[START]

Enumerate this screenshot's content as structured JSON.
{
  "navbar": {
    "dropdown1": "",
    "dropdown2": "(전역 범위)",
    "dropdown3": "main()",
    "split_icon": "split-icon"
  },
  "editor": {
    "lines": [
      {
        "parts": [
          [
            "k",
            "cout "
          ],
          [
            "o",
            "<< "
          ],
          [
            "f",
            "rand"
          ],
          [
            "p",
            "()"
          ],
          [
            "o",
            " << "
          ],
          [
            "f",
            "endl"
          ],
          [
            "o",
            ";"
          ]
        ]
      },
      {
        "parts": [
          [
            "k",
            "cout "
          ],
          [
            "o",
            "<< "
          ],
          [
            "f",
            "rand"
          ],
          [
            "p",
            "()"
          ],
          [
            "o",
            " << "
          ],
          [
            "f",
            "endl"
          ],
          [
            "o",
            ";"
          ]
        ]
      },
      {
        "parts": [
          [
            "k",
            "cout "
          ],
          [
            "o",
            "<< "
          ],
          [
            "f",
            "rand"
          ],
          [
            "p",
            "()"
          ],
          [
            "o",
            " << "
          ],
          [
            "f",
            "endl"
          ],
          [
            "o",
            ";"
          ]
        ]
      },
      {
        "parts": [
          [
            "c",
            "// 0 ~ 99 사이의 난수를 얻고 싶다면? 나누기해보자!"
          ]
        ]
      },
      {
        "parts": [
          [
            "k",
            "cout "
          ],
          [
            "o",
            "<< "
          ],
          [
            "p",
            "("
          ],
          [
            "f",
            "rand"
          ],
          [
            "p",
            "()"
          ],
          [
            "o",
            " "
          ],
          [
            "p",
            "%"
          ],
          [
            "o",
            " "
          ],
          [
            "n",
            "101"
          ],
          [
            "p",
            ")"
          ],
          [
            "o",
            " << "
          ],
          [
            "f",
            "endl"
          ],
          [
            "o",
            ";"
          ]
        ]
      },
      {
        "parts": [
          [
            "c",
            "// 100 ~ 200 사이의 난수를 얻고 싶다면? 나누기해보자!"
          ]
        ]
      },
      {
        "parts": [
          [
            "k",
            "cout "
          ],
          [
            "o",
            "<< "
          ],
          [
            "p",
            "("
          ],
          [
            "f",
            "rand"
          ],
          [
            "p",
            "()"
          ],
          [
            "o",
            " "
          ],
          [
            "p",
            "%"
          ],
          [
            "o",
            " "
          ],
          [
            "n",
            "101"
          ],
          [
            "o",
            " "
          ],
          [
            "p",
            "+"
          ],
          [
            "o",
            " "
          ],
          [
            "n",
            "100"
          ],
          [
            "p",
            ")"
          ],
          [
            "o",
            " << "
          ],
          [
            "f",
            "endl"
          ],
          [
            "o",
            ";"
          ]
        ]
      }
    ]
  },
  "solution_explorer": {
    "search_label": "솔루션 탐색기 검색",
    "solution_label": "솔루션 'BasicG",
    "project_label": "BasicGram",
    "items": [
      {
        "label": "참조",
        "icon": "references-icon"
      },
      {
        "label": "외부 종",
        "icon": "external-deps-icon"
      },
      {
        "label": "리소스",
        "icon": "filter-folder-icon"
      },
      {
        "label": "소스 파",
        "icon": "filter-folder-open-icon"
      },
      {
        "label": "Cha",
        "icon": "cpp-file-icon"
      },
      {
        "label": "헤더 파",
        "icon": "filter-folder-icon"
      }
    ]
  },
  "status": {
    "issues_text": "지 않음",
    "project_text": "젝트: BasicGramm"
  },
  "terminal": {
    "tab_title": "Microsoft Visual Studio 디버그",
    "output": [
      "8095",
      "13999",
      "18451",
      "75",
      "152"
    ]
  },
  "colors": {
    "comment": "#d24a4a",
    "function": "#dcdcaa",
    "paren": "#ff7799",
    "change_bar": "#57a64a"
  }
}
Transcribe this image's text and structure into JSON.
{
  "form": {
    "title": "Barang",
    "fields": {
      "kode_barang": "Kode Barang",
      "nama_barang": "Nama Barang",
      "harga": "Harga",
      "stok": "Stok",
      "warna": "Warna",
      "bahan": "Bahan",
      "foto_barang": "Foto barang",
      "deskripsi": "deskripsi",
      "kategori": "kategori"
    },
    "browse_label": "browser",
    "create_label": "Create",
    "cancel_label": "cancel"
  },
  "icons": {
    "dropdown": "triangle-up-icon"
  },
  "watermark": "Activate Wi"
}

[END]

JOB>
Quote only the lines from the line containing "Transcribe this image's" through the end of the entries, keeping the first and the last.

FULL SOLUTION>
Transcribe this image's text and structure into JSON.
{
  "form": {
    "title": "Barang",
    "fields": {
      "kode_barang": "Kode Barang",
      "nama_barang": "Nama Barang",
      "harga": "Harga",
      "stok": "Stok",
      "warna": "Warna",
      "bahan": "Bahan",
      "foto_barang": "Foto barang",
      "deskripsi": "deskripsi",
      "kategori": "kategori"
    },
    "browse_label": "browser",
    "create_label": "Create",
    "cancel_label": "cancel"
  },
  "icons": {
    "dropdown": "triangle-up-icon"
  },
  "watermark": "Activate Wi"
}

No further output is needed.